Check every line below for the word "title" and show those that hold it.

[Rows from a dataset]

***

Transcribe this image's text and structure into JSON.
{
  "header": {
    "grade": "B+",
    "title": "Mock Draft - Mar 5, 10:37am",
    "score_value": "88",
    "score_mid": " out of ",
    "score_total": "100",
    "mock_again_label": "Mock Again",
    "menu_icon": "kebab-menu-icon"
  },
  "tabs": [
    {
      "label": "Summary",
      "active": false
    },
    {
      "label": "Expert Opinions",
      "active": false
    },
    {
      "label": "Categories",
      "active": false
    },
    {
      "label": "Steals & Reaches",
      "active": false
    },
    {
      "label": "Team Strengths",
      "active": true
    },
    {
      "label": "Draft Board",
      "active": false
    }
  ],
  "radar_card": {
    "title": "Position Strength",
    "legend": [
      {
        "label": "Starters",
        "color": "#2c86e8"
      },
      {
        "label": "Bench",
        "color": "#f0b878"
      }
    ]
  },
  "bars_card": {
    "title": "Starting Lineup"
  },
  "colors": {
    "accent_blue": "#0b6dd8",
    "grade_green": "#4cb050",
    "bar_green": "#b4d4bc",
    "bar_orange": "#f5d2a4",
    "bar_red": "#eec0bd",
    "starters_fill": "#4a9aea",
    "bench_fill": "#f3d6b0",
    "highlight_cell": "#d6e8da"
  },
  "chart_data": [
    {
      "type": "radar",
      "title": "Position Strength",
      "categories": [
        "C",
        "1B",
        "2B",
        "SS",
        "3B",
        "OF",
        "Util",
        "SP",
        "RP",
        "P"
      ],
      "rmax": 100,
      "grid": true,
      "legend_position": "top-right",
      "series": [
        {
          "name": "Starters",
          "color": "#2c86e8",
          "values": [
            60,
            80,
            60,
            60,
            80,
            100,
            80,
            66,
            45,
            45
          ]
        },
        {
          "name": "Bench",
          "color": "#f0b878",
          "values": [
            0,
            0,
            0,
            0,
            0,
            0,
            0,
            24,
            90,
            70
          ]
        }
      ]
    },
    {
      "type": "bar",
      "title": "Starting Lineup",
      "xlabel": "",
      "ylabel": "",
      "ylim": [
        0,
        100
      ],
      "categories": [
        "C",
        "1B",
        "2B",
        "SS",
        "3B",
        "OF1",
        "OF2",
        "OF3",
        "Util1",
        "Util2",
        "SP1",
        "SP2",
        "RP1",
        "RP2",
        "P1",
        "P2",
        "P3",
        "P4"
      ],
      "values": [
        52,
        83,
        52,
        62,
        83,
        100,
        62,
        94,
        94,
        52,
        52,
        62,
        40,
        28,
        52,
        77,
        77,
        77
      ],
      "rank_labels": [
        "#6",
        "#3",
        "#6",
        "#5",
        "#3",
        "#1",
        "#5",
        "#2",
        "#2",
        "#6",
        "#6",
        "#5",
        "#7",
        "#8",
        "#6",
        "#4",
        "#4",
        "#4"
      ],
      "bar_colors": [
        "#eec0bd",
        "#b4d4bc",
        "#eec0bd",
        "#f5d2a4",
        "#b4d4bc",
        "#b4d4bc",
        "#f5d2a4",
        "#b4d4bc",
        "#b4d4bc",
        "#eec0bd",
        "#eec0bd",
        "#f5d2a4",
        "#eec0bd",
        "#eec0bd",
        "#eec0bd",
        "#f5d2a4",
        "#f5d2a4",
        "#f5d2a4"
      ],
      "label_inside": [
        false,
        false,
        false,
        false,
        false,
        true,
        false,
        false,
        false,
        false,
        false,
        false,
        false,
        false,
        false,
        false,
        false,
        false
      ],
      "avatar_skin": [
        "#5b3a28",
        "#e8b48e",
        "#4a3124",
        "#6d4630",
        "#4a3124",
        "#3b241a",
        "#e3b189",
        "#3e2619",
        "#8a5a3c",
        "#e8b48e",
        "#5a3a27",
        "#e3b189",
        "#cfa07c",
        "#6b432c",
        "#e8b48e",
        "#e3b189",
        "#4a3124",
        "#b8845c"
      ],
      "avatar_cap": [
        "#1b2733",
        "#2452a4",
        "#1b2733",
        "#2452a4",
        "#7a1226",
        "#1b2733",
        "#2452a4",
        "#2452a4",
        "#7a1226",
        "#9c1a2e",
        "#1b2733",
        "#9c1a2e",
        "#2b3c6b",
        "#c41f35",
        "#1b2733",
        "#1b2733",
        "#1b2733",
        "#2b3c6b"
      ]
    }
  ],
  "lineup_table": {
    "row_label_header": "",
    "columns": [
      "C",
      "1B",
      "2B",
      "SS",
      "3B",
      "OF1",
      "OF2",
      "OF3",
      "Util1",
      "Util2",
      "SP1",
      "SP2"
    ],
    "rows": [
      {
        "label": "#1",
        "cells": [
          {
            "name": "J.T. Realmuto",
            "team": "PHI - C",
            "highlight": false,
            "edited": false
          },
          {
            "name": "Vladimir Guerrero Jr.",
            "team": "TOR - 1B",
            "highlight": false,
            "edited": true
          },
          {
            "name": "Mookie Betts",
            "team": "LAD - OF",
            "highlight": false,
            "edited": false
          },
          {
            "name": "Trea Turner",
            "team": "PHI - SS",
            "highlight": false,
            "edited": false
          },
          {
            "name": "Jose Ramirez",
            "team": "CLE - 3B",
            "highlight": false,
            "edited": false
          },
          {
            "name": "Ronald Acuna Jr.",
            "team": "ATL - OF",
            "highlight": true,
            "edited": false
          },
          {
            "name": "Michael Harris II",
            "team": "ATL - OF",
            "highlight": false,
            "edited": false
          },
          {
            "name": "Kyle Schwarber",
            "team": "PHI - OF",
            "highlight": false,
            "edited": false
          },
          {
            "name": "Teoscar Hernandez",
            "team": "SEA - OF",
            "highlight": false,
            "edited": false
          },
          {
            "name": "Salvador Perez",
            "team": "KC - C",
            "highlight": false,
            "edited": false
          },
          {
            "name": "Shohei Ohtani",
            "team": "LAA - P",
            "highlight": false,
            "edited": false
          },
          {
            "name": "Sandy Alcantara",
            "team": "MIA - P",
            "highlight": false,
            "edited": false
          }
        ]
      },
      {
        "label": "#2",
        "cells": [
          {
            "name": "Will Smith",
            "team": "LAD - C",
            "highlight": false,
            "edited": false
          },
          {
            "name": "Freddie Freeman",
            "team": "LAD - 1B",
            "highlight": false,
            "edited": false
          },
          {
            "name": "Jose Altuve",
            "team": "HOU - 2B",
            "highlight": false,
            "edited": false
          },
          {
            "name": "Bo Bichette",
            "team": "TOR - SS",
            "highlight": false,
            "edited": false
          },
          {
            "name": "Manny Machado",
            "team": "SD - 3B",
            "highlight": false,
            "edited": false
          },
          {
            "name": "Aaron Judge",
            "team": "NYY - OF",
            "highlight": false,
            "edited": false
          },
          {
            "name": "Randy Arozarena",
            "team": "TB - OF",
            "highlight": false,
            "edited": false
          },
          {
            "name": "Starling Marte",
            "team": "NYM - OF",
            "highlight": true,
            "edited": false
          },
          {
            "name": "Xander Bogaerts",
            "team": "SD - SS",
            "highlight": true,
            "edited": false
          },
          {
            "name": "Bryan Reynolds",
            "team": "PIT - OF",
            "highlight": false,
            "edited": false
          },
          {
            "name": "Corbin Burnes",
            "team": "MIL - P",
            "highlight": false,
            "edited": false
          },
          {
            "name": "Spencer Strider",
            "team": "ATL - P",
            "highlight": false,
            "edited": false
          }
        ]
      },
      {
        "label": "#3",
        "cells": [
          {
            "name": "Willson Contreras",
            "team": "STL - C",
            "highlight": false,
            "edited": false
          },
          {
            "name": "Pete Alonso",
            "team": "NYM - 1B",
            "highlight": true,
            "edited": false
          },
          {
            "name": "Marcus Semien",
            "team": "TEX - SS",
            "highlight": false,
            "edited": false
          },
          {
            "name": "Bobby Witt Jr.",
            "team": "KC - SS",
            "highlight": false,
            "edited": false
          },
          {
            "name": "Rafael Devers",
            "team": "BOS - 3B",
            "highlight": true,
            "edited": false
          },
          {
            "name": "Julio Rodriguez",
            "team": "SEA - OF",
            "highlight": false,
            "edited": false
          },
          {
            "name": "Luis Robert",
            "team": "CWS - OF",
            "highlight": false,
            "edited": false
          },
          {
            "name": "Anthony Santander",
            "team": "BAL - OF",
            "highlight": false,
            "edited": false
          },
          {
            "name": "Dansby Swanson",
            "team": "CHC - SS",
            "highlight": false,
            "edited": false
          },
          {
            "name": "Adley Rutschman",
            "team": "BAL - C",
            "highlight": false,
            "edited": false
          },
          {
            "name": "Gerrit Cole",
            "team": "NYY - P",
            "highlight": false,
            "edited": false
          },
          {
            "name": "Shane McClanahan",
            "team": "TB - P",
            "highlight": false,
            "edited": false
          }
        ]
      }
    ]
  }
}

***

*ANSWER TO THIS TASK*:
    "title": "Mock Draft - Mar 5, 10:37am",
    "title": "Position Strength",
    "title": "Starting Lineup"
      "title": "Position Strength",
      "title": "Starting Lineup",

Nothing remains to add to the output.